• [WORK TO COMPLETE]:
Repeat the records below exactly as they appear.
━━━ SUPPLIED INFORMATION
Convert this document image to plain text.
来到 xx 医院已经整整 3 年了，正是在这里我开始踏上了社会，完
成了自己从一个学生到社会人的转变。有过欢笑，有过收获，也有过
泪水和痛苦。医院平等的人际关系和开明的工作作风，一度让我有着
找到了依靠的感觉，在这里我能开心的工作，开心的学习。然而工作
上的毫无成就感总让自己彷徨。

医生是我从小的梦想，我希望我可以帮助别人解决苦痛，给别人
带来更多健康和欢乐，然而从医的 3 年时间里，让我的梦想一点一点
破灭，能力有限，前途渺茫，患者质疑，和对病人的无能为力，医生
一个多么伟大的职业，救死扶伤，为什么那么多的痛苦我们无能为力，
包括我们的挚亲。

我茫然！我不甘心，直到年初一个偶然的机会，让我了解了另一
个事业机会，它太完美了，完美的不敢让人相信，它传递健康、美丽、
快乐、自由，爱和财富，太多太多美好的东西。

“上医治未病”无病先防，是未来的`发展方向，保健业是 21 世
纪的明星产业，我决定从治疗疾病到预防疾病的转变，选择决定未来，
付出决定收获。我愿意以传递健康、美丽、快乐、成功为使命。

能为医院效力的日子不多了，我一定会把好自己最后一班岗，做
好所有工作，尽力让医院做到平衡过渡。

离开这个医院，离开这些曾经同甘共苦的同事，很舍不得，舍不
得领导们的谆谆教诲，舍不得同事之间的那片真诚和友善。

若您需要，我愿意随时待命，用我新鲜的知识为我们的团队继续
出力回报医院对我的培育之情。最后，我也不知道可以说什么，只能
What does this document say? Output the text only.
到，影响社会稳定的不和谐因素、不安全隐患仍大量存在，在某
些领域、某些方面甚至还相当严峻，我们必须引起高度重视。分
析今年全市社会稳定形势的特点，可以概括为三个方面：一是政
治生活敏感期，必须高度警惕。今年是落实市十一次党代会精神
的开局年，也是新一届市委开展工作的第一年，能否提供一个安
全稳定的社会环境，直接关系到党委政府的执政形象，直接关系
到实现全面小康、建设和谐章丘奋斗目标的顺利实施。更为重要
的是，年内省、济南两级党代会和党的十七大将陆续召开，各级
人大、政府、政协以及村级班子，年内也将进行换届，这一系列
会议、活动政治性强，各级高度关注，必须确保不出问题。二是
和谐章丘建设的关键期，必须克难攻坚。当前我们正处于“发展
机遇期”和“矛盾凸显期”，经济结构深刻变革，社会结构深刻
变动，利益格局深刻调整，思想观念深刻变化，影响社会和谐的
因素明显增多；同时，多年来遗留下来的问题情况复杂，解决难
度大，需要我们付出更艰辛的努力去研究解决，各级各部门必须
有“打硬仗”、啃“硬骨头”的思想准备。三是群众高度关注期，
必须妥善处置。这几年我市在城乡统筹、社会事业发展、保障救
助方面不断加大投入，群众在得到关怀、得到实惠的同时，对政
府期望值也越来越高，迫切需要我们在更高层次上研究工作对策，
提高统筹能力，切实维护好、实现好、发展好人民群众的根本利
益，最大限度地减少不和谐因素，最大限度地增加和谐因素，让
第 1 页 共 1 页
━━━━━━
• [TASK RESPONSE]:
Convert this document image to plain text.
来到 xx 医院已经整整 3 年了，正是在这里我开始踏上了社会，完
成了自己从一个学生到社会人的转变。有过欢笑，有过收获，也有过
泪水和痛苦。医院平等的人际关系和开明的工作作风，一度让我有着
找到了依靠的感觉，在这里我能开心的工作，开心的学习。然而工作
上的毫无成就感总让自己彷徨。

医生是我从小的梦想，我希望我可以帮助别人解决苦痛，给别人
带来更多健康和欢乐，然而从医的 3 年时间里，让我的梦想一点一点
破灭，能力有限，前途渺茫，患者质疑，和对病人的无能为力，医生
一个多么伟大的职业，救死扶伤，为什么那么多的痛苦我们无能为力，
包括我们的挚亲。

我茫然！我不甘心，直到年初一个偶然的机会，让我了解了另一
个事业机会，它太完美了，完美的不敢让人相信，它传递健康、美丽、
快乐、自由，爱和财富，太多太多美好的东西。

“上医治未病”无病先防，是未来的`发展方向，保健业是 21 世
纪的明星产业，我决定从治疗疾病到预防疾病的转变，选择决定未来，
付出决定收获。我愿意以传递健康、美丽、快乐、成功为使命。

能为医院效力的日子不多了，我一定会把好自己最后一班岗，做
好所有工作，尽力让医院做到平衡过渡。

离开这个医院，离开这些曾经同甘共苦的同事，很舍不得，舍不
得领导们的谆谆教诲，舍不得同事之间的那片真诚和友善。

若您需要，我愿意随时待命，用我新鲜的知识为我们的团队继续
出力回报医院对我的培育之情。最后，我也不知道可以说什么，只能
What does this document say? Output the text only.
到，影响社会稳定的不和谐因素、不安全隐患仍大量存在，在某
些领域、某些方面甚至还相当严峻，我们必须引起高度重视。分
析今年全市社会稳定形势的特点，可以概括为三个方面：一是政
治生活敏感期，必须高度警惕。今年是落实市十一次党代会精神
的开局年，也是新一届市委开展工作的第一年，能否提供一个安
全稳定的社会环境，直接关系到党委政府的执政形象，直接关系
到实现全面小康、建设和谐章丘奋斗目标的顺利实施。更为重要
的是，年内省、济南两级党代会和党的十七大将陆续召开，各级
人大、政府、政协以及村级班子，年内也将进行换届，这一系列
会议、活动政治性强，各级高度关注，必须确保不出问题。二是
和谐章丘建设的关键期，必须克难攻坚。当前我们正处于“发展
机遇期”和“矛盾凸显期”，经济结构深刻变革，社会结构深刻
变动，利益格局深刻调整，思想观念深刻变化，影响社会和谐的
因素明显增多；同时，多年来遗留下来的问题情况复杂，解决难
度大，需要我们付出更艰辛的努力去研究解决，各级各部门必须
有“打硬仗”、啃“硬骨头”的思想准备。三是群众高度关注期，
必须妥善处置。这几年我市在城乡统筹、社会事业发展、保障救
助方面不断加大投入，群众在得到关怀、得到实惠的同时，对政
府期望值也越来越高，迫切需要我们在更高层次上研究工作对策，
提高统筹能力，切实维护好、实现好、发展好人民群众的根本利
益，最大限度地减少不和谐因素，最大限度地增加和谐因素，让
第 1 页 共 1 页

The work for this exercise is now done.